SET PROBLEM.
Return the listing word for word, as given.

Source records:

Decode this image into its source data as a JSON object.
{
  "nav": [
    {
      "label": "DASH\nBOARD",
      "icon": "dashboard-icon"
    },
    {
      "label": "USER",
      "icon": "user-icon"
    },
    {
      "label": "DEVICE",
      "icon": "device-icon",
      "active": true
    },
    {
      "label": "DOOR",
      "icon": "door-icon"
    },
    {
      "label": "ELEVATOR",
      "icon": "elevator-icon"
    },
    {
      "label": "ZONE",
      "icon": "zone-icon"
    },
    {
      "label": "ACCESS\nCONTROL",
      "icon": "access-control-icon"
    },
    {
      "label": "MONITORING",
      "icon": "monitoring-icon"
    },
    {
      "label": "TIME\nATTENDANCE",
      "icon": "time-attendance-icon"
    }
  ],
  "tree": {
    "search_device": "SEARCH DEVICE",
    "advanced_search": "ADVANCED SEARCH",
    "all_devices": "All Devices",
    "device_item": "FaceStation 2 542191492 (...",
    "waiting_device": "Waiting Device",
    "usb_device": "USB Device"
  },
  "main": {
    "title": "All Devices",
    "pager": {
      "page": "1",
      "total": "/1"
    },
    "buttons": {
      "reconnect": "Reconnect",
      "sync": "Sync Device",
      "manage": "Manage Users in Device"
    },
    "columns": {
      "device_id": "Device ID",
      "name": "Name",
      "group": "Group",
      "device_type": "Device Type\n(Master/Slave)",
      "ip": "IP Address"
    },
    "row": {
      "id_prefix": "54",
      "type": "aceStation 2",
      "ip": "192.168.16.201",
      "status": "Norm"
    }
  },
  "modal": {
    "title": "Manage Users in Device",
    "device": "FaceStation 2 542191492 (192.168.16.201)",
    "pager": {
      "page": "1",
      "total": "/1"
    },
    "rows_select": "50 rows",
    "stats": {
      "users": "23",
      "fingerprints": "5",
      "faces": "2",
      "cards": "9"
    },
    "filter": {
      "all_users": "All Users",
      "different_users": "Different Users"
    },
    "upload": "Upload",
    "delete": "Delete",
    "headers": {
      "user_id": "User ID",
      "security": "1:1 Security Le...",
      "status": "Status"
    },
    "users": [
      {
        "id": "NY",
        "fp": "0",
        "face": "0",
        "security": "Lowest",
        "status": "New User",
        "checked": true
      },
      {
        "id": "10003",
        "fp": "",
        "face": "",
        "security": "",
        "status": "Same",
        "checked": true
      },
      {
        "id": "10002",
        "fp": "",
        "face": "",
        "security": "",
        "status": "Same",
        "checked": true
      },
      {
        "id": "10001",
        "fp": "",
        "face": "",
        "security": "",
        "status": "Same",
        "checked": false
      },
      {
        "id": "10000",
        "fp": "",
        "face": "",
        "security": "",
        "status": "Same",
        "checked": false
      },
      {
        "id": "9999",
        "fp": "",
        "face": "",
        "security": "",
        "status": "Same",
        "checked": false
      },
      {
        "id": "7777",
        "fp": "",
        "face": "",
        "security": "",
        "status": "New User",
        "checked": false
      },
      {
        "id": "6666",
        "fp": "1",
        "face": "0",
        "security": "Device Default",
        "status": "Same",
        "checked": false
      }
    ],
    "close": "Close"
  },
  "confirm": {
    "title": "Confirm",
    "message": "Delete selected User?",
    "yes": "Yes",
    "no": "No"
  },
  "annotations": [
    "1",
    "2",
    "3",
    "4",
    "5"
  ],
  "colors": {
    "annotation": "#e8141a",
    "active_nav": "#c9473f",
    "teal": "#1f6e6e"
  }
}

SOLVED PROBLEM.
Decode this image into its source data as a JSON object.
{
  "nav": [
    {
      "label": "DASH\nBOARD",
      "icon": "dashboard-icon"
    },
    {
      "label": "USER",
      "icon": "user-icon"
    },
    {
      "label": "DEVICE",
      "icon": "device-icon",
      "active": true
    },
    {
      "label": "DOOR",
      "icon": "door-icon"
    },
    {
      "label": "ELEVATOR",
      "icon": "elevator-icon"
    },
    {
      "label": "ZONE",
      "icon": "zone-icon"
    },
    {
      "label": "ACCESS\nCONTROL",
      "icon": "access-control-icon"
    },
    {
      "label": "MONITORING",
      "icon": "monitoring-icon"
    },
    {
      "label": "TIME\nATTENDANCE",
      "icon": "time-attendance-icon"
    }
  ],
  "tree": {
    "search_device": "SEARCH DEVICE",
    "advanced_search": "ADVANCED SEARCH",
    "all_devices": "All Devices",
    "device_item": "FaceStation 2 542191492 (...",
    "waiting_device": "Waiting Device",
    "usb_device": "USB Device"
  },
  "main": {
    "title": "All Devices",
    "pager": {
      "page": "1",
      "total": "/1"
    },
    "buttons": {
      "reconnect": "Reconnect",
      "sync": "Sync Device",
      "manage": "Manage Users in Device"
    },
    "columns": {
      "device_id": "Device ID",
      "name": "Name",
      "group": "Group",
      "device_type": "Device Type\n(Master/Slave)",
      "ip": "IP Address"
    },
    "row": {
      "id_prefix": "54",
      "type": "aceStation 2",
      "ip": "192.168.16.201",
      "status": "Norm"
    }
  },
  "modal": {
    "title": "Manage Users in Device",
    "device": "FaceStation 2 542191492 (192.168.16.201)",
    "pager": {
      "page": "1",
      "total": "/1"
    },
    "rows_select": "50 rows",
    "stats": {
      "users": "23",
      "fingerprints": "5",
      "faces": "2",
      "cards": "9"
    },
    "filter": {
      "all_users": "All Users",
      "different_users": "Different Users"
    },
    "upload": "Upload",
    "delete": "Delete",
    "headers": {
      "user_id": "User ID",
      "security": "1:1 Security Le...",
      "status": "Status"
    },
    "users": [
      {
        "id": "NY",
        "fp": "0",
        "face": "0",
        "security": "Lowest",
        "status": "New User",
        "checked": true
      },
      {
        "id": "10003",
        "fp": "",
        "face": "",
        "security": "",
        "status": "Same",
        "checked": true
      },
      {
        "id": "10002",
        "fp": "",
        "face": "",
        "security": "",
        "status": "Same",
        "checked": true
      },
      {
        "id": "10001",
        "fp": "",
        "face": "",
        "security": "",
        "status": "Same",
        "checked": false
      },
      {
        "id": "10000",
        "fp": "",
        "face": "",
        "security": "",
        "status": "Same",
        "checked": false
      },
      {
        "id": "9999",
        "fp": "",
        "face": "",
        "security": "",
        "status": "Same",
        "checked": false
      },
      {
        "id": "7777",
        "fp": "",
        "face": "",
        "security": "",
        "status": "New User",
        "checked": false
      },
      {
        "id": "6666",
        "fp": "1",
        "face": "0",
        "security": "Device Default",
        "status": "Same",
        "checked": false
      }
    ],
    "close": "Close"
  },
  "confirm": {
    "title": "Confirm",
    "message": "Delete selected User?",
    "yes": "Yes",
    "no": "No"
  },
  "annotations": [
    "1",
    "2",
    "3",
    "4",
    "5"
  ],
  "colors": {
    "annotation": "#e8141a",
    "active_nav": "#c9473f",
    "teal": "#1f6e6e"
  }
}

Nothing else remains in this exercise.